Task prompt> Leave the pictures out. Return all other data exactly.

Data excerpts>
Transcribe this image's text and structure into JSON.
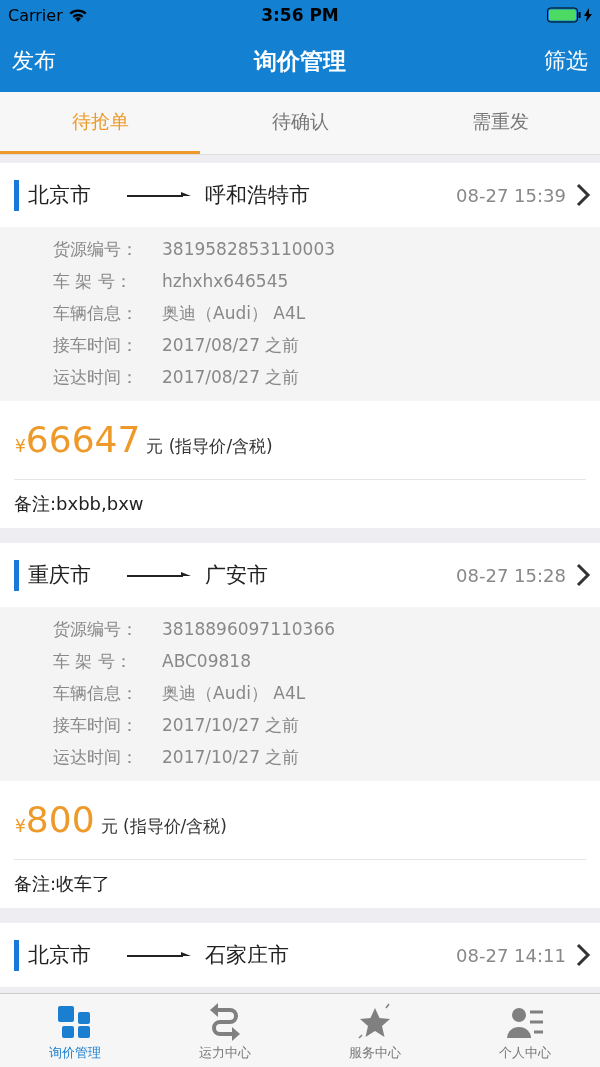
{
  "status_bar": {
    "carrier": "Carrier",
    "time": "3:56 PM"
  },
  "nav": {
    "left": "发布",
    "title": "询价管理",
    "right": "筛选"
  },
  "tabs": [
    {
      "label": "待抢单",
      "selected": true
    },
    {
      "label": "待确认",
      "selected": false
    },
    {
      "label": "需重发",
      "selected": false
    }
  ],
  "orders": [
    {
      "from": "北京市",
      "to": "呼和浩特市",
      "time": "08-27 15:39",
      "details": [
        {
          "label": "货源编号：",
          "value": "3819582853110003"
        },
        {
          "label": "车 架 号：",
          "value": "hzhxhx646545"
        },
        {
          "label": "车辆信息：",
          "value": "奥迪（Audi） A4L"
        },
        {
          "label": "接车时间：",
          "value": "2017/08/27 之前"
        },
        {
          "label": "运达时间：",
          "value": "2017/08/27 之前"
        }
      ],
      "currency": "¥",
      "price": "66647",
      "unit": "元 (指导价/含税)",
      "note": "备注:bxbb,bxw"
    },
    {
      "from": "重庆市",
      "to": "广安市",
      "time": "08-27 15:28",
      "details": [
        {
          "label": "货源编号：",
          "value": "3818896097110366"
        },
        {
          "label": "车 架 号：",
          "value": "ABC09818"
        },
        {
          "label": "车辆信息：",
          "value": "奥迪（Audi） A4L"
        },
        {
          "label": "接车时间：",
          "value": "2017/10/27 之前"
        },
        {
          "label": "运达时间：",
          "value": "2017/10/27 之前"
        }
      ],
      "currency": "¥",
      "price": "800",
      "unit": "元 (指导价/含税)",
      "note": "备注:收车了"
    },
    {
      "from": "北京市",
      "to": "石家庄市",
      "time": "08-27 14:11"
    }
  ],
  "tab_bar": [
    {
      "kind": "grid",
      "label": "询价管理",
      "selected": true
    },
    {
      "kind": "swap",
      "label": "运力中心",
      "selected": false
    },
    {
      "kind": "star",
      "label": "服务中心",
      "selected": false
    },
    {
      "kind": "person",
      "label": "个人中心",
      "selected": false
    }
  ]
}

Written answer>
Transcribe this image's text and structure into JSON.
{
  "status_bar": {
    "carrier": "Carrier",
    "time": "3:56 PM"
  },
  "nav": {
    "left": "发布",
    "title": "询价管理",
    "right": "筛选"
  },
  "tabs": [
    {
      "label": "待抢单",
      "selected": true
    },
    {
      "label": "待确认",
      "selected": false
    },
    {
      "label": "需重发",
      "selected": false
    }
  ],
  "orders": [
    {
      "from": "北京市",
      "to": "呼和浩特市",
      "time": "08-27 15:39",
      "details": [
        {
          "label": "货源编号：",
          "value": "3819582853110003"
        },
        {
          "label": "车 架 号：",
          "value": "hzhxhx646545"
        },
        {
          "label": "车辆信息：",
          "value": "奥迪（Audi） A4L"
        },
        {
          "label": "接车时间：",
          "value": "2017/08/27 之前"
        },
        {
          "label": "运达时间：",
          "value": "2017/08/27 之前"
        }
      ],
      "currency": "¥",
      "price": "66647",
      "unit": "元 (指导价/含税)",
      "note": "备注:bxbb,bxw"
    },
    {
      "from": "重庆市",
      "to": "广安市",
      "time": "08-27 15:28",
      "details": [
        {
          "label": "货源编号：",
          "value": "3818896097110366"
        },
        {
          "label": "车 架 号：",
          "value": "ABC09818"
        },
        {
          "label": "车辆信息：",
          "value": "奥迪（Audi） A4L"
        },
        {
          "label": "接车时间：",
          "value": "2017/10/27 之前"
        },
        {
          "label": "运达时间：",
          "value": "2017/10/27 之前"
        }
      ],
      "currency": "¥",
      "price": "800",
      "unit": "元 (指导价/含税)",
      "note": "备注:收车了"
    },
    {
      "from": "北京市",
      "to": "石家庄市",
      "time": "08-27 14:11"
    }
  ],
  "tab_bar": [
    {
      "kind": "grid",
      "label": "询价管理",
      "selected": true
    },
    {
      "kind": "swap",
      "label": "运力中心",
      "selected": false
    },
    {
      "kind": "star",
      "label": "服务中心",
      "selected": false
    },
    {
      "kind": "person",
      "label": "个人中心",
      "selected": false
    }
  ]
}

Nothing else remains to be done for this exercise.